[Data excerpts]
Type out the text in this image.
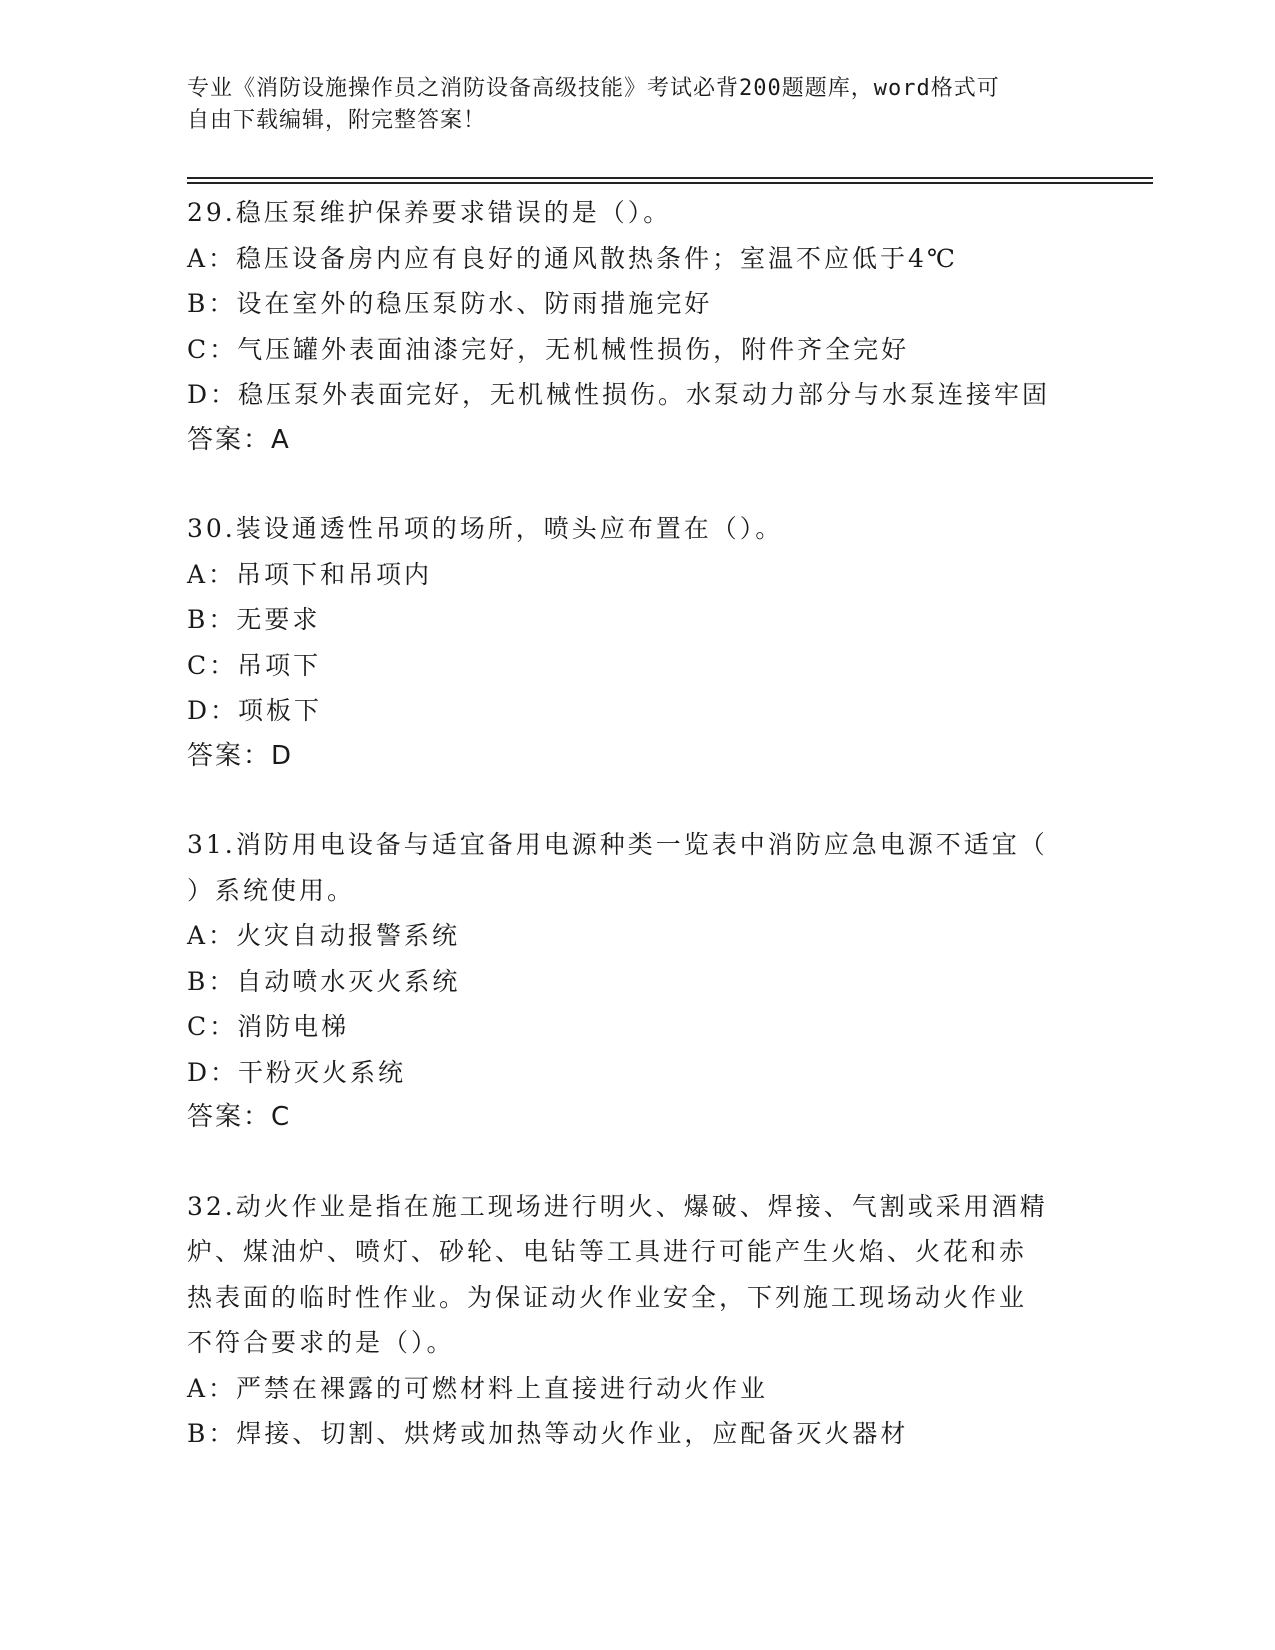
专业《消防设施操作员之消防设备高级技能》考试必背200题题库，word格式可
自由下载编辑，附完整答案！
29.稳压泵维护保养要求错误的是（）。
A：稳压设备房内应有良好的通风散热条件；室温不应低于4℃
B：设在室外的稳压泵防水、防雨措施完好
C：气压罐外表面油漆完好，无机械性损伤，附件齐全完好
D：稳压泵外表面完好，无机械性损伤。水泵动力部分与水泵连接牢固
答案：A
30.装设通透性吊项的场所，喷头应布置在（）。
A：吊项下和吊项内
B：无要求
C：吊项下
D：项板下
答案：D
31.消防用电设备与适宜备用电源种类一览表中消防应急电源不适宜（
）系统使用。
A：火灾自动报警系统
B：自动喷水灭火系统
C：消防电梯
D：干粉灭火系统
答案：C
32.动火作业是指在施工现场进行明火、爆破、焊接、气割或采用酒精
炉、煤油炉、喷灯、砂轮、电钻等工具进行可能产生火焰、火花和赤
热表面的临时性作业。为保证动火作业安全，下列施工现场动火作业
不符合要求的是（）。
A：严禁在裸露的可燃材料上直接进行动火作业
B：焊接、切割、烘烤或加热等动火作业，应配备灭火器材
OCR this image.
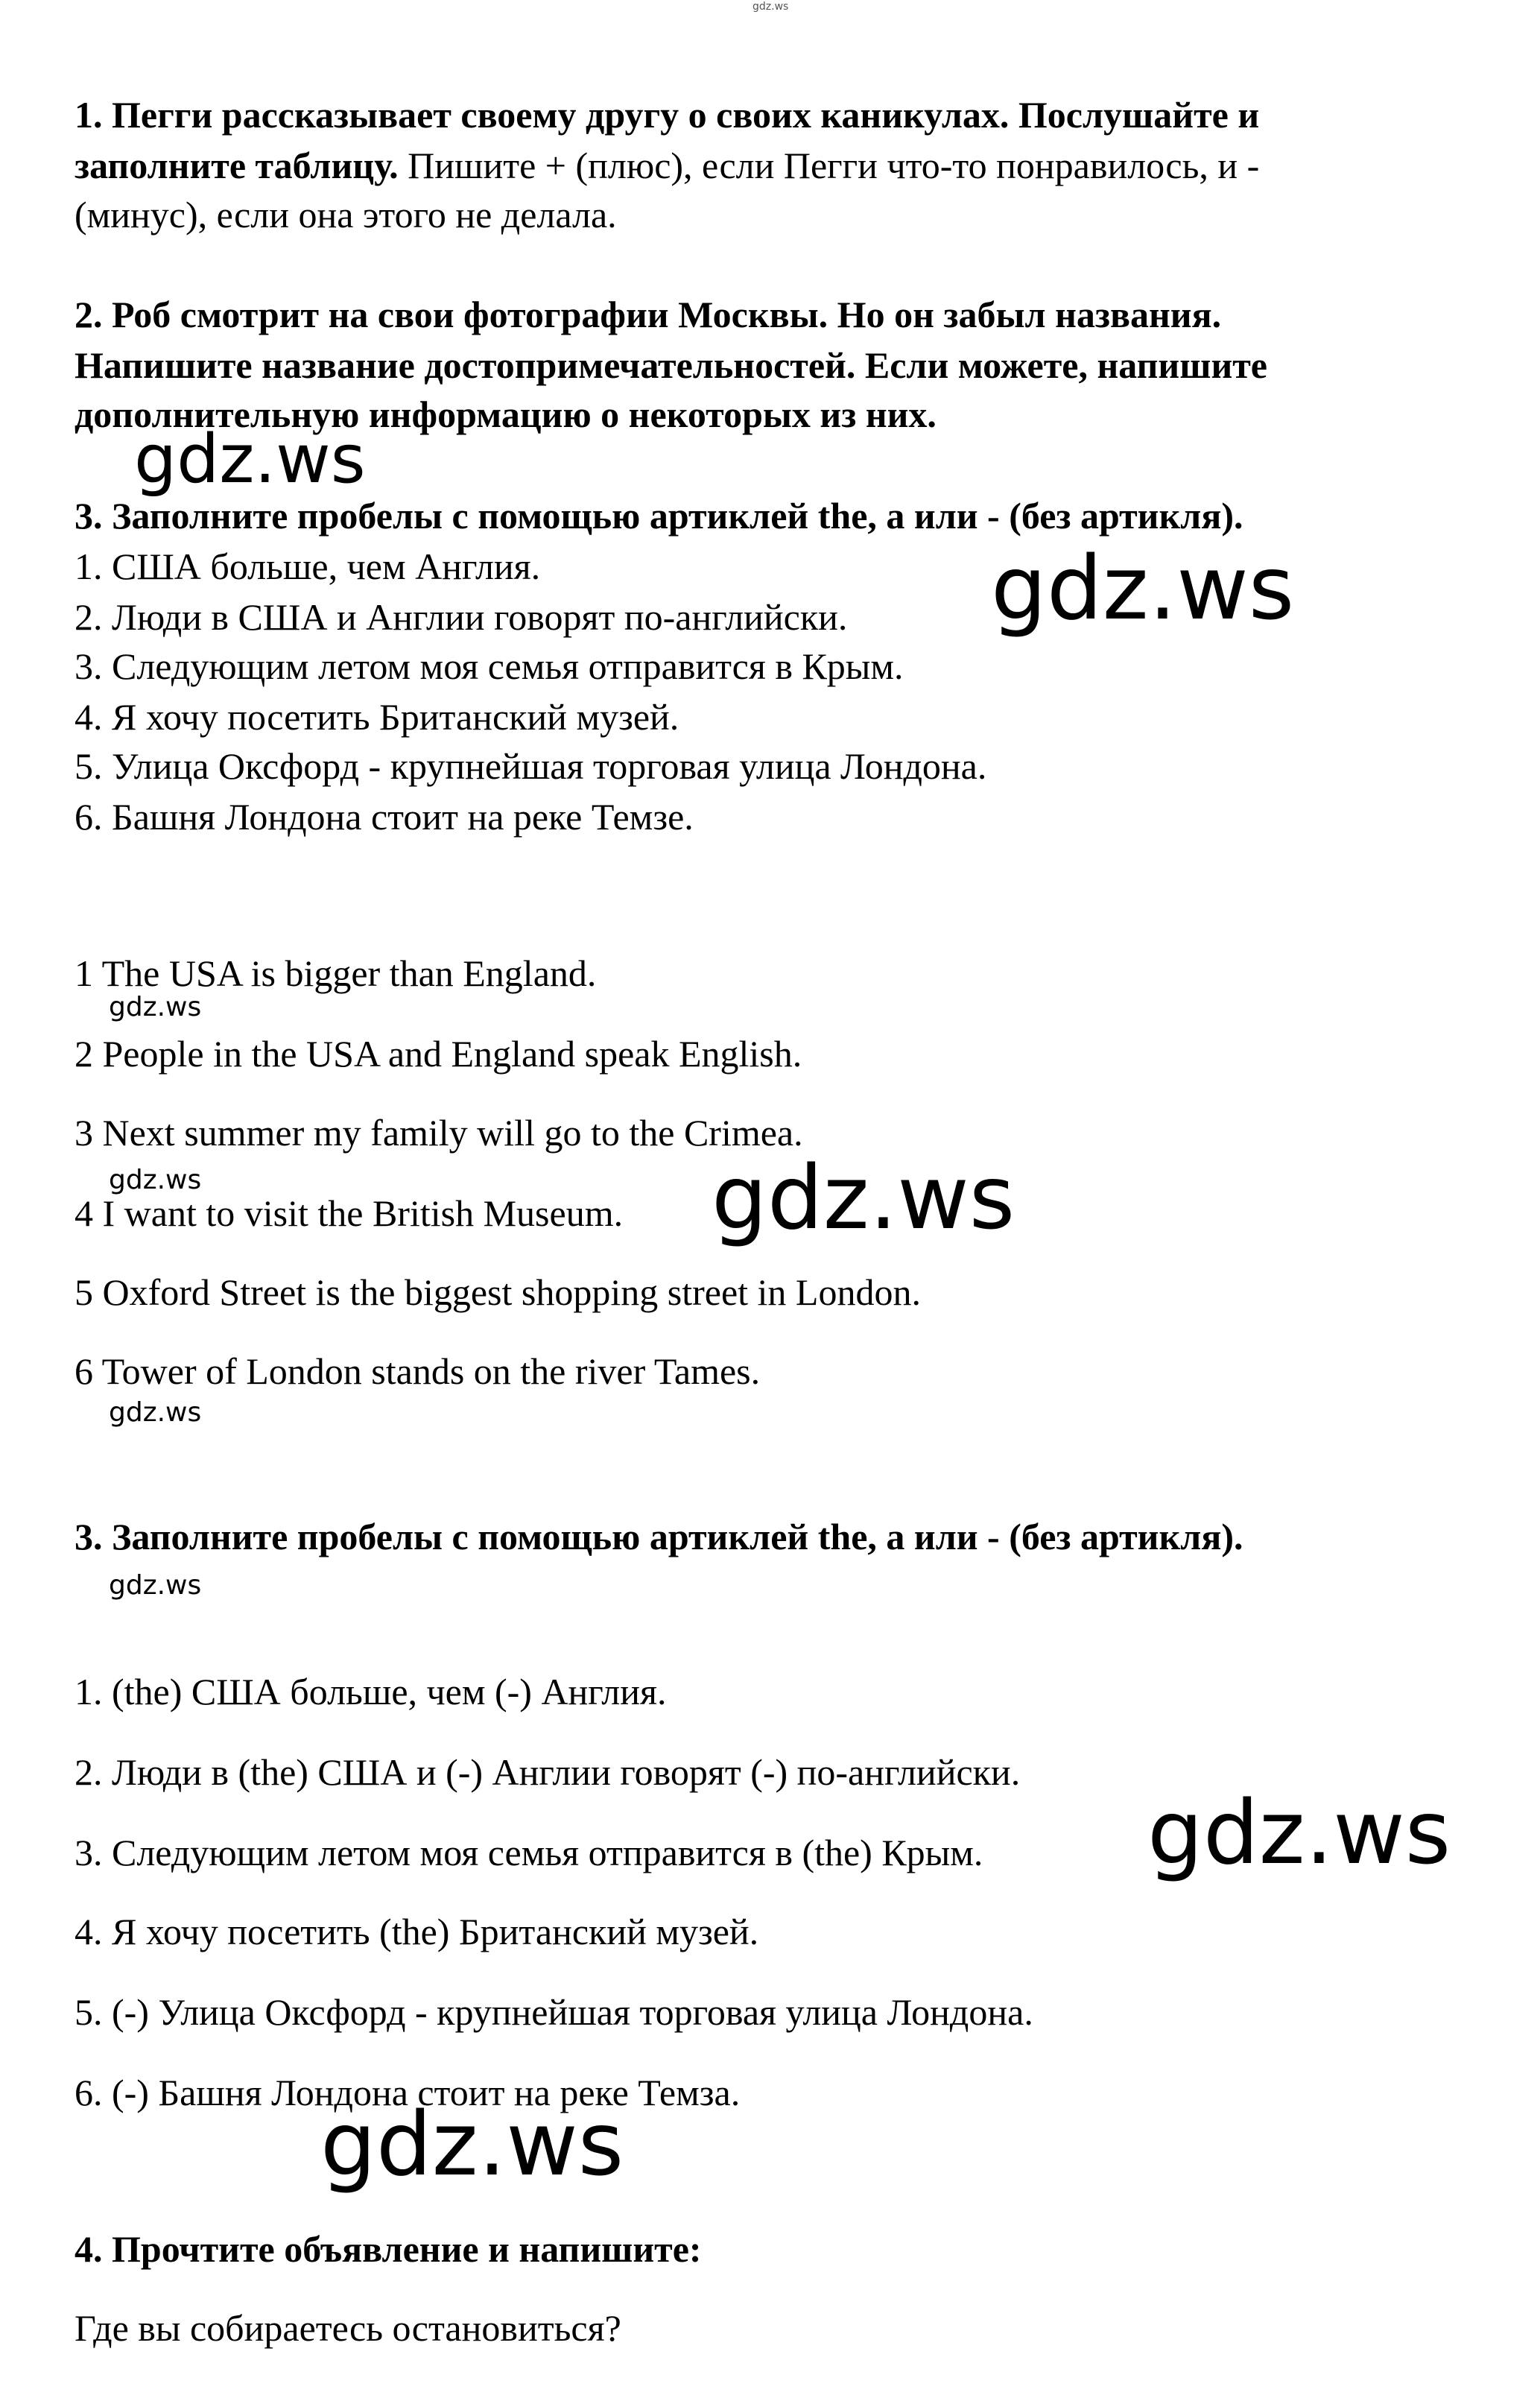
gdz.ws

1. Пегги рассказывает своему другу о своих каникулах. Послушайте и

заполните таблицу. Пишите + (плюс), если Пегги что-то понравилось, и -

(минус), если она этого не делала.

2. Роб смотрит на свои фотографии Москвы. Но он забыл названия.

Напишите название достопримечательностей. Если можете, напишите

дополнительную информацию о некоторых из них.

gdz.ws

3. Заполните пробелы с помощью артиклей the, а или - (без артикля).

1. США больше, чем Англия.

2. Люди в США и Англии говорят по-английски.

3. Следующим летом моя семья отправится в Крым.

4. Я хочу посетить Британский музей.

5. Улица Оксфорд - крупнейшая торговая улица Лондона.

6. Башня Лондона стоит на реке Темзе.

gdz.ws

1 The USA is bigger than England.

gdz.ws

2 People in the USA and England speak English.

3 Next summer my family will go to the Crimea.

gdz.ws

4 I want to visit the British Museum. gdz.ws

5 Oxford Street is the biggest shopping street in London.

6 Tower of London stands on the river Tames.

gdz.ws

3. Заполните пробелы с помощью артиклей the, а или - (без артикля).

gdz.ws

1. (the) США больше, чем (-) Англия.

2. Люди в (the) США и (-) Англии говорят (-) по-английски.

3. Следующим летом моя семья отправится в (the) Крым. gdz.ws

4. Я хочу посетить (the) Британский музей.

5. (-) Улица Оксфорд - крупнейшая торговая улица Лондона.

6. (-) Башня Лондона стоит на реке Темза.

gdz.ws

4. Прочтите объявление и напишите:

Где вы собираетесь остановиться?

Stated problem: Restate the whole listing above exactly, except for its images.

Correct answer:
Type out the text in this image.
专业《消防设施操作员之消防设备高级技能》考试必背200题题库，word格式可
自由下载编辑，附完整答案！
29.稳压泵维护保养要求错误的是（）。
A：稳压设备房内应有良好的通风散热条件；室温不应低于4℃
B：设在室外的稳压泵防水、防雨措施完好
C：气压罐外表面油漆完好，无机械性损伤，附件齐全完好
D：稳压泵外表面完好，无机械性损伤。水泵动力部分与水泵连接牢固
答案：A
30.装设通透性吊项的场所，喷头应布置在（）。
A：吊项下和吊项内
B：无要求
C：吊项下
D：项板下
答案：D
31.消防用电设备与适宜备用电源种类一览表中消防应急电源不适宜（
）系统使用。
A：火灾自动报警系统
B：自动喷水灭火系统
C：消防电梯
D：干粉灭火系统
答案：C
32.动火作业是指在施工现场进行明火、爆破、焊接、气割或采用酒精
炉、煤油炉、喷灯、砂轮、电钻等工具进行可能产生火焰、火花和赤
热表面的临时性作业。为保证动火作业安全，下列施工现场动火作业
不符合要求的是（）。
A：严禁在裸露的可燃材料上直接进行动火作业
B：焊接、切割、烘烤或加热等动火作业，应配备灭火器材
OCR this image.
gdz.ws

1. Пегги рассказывает своему другу о своих каникулах. Послушайте и

заполните таблицу. Пишите + (плюс), если Пегги что-то понравилось, и -

(минус), если она этого не делала.

2. Роб смотрит на свои фотографии Москвы. Но он забыл названия.

Напишите название достопримечательностей. Если можете, напишите

дополнительную информацию о некоторых из них.

gdz.ws

3. Заполните пробелы с помощью артиклей the, а или - (без артикля).

1. США больше, чем Англия.

2. Люди в США и Англии говорят по-английски.

3. Следующим летом моя семья отправится в Крым.

4. Я хочу посетить Британский музей.

5. Улица Оксфорд - крупнейшая торговая улица Лондона.

6. Башня Лондона стоит на реке Темзе.

gdz.ws

1 The USA is bigger than England.

gdz.ws

2 People in the USA and England speak English.

3 Next summer my family will go to the Crimea.

gdz.ws

4 I want to visit the British Museum. gdz.ws

5 Oxford Street is the biggest shopping street in London.

6 Tower of London stands on the river Tames.

gdz.ws

3. Заполните пробелы с помощью артиклей the, а или - (без артикля).

gdz.ws

1. (the) США больше, чем (-) Англия.

2. Люди в (the) США и (-) Англии говорят (-) по-английски.

3. Следующим летом моя семья отправится в (the) Крым. gdz.ws

4. Я хочу посетить (the) Британский музей.

5. (-) Улица Оксфорд - крупнейшая торговая улица Лондона.

6. (-) Башня Лондона стоит на реке Темза.

gdz.ws

4. Прочтите объявление и напишите:

Где вы собираетесь остановиться?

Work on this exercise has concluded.